EXERCISE AIM: Here are some records; return them all exactly.

DATA PROVIDED:

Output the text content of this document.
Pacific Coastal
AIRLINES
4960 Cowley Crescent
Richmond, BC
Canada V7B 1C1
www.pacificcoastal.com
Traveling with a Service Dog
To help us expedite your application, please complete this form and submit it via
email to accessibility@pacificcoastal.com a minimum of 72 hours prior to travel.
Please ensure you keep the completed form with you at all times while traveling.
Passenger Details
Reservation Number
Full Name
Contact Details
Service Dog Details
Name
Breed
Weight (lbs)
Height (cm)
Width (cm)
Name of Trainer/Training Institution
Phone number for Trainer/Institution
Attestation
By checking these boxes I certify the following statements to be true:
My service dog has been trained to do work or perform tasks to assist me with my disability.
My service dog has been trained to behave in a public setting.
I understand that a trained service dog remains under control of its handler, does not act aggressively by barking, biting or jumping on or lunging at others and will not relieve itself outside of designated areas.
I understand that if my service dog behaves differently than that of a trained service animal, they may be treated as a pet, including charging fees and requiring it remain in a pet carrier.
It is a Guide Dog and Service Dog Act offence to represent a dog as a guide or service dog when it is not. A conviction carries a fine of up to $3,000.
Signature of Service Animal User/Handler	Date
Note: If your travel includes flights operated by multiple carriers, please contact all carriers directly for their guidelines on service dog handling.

EXERCISE OUTPUT:
Output the text content of this document.
Pacific Coastal
AIRLINES
4960 Cowley Crescent
Richmond, BC
Canada V7B 1C1
www.pacificcoastal.com
Traveling with a Service Dog
To help us expedite your application, please complete this form and submit it via
email to accessibility@pacificcoastal.com a minimum of 72 hours prior to travel.
Please ensure you keep the completed form with you at all times while traveling.
Passenger Details
Reservation Number
Full Name
Contact Details
Service Dog Details
Name
Breed
Weight (lbs)
Height (cm)
Width (cm)
Name of Trainer/Training Institution
Phone number for Trainer/Institution
Attestation
By checking these boxes I certify the following statements to be true:
My service dog has been trained to do work or perform tasks to assist me with my disability.
My service dog has been trained to behave in a public setting.
I understand that a trained service dog remains under control of its handler, does not act aggressively by barking, biting or jumping on or lunging at others and will not relieve itself outside of designated areas.
I understand that if my service dog behaves differently than that of a trained service animal, they may be treated as a pet, including charging fees and requiring it remain in a pet carrier.
It is a Guide Dog and Service Dog Act offence to represent a dog as a guide or service dog when it is not. A conviction carries a fine of up to $3,000.
Signature of Service Animal User/Handler	Date
Note: If your travel includes flights operated by multiple carriers, please contact all carriers directly for their guidelines on service dog handling.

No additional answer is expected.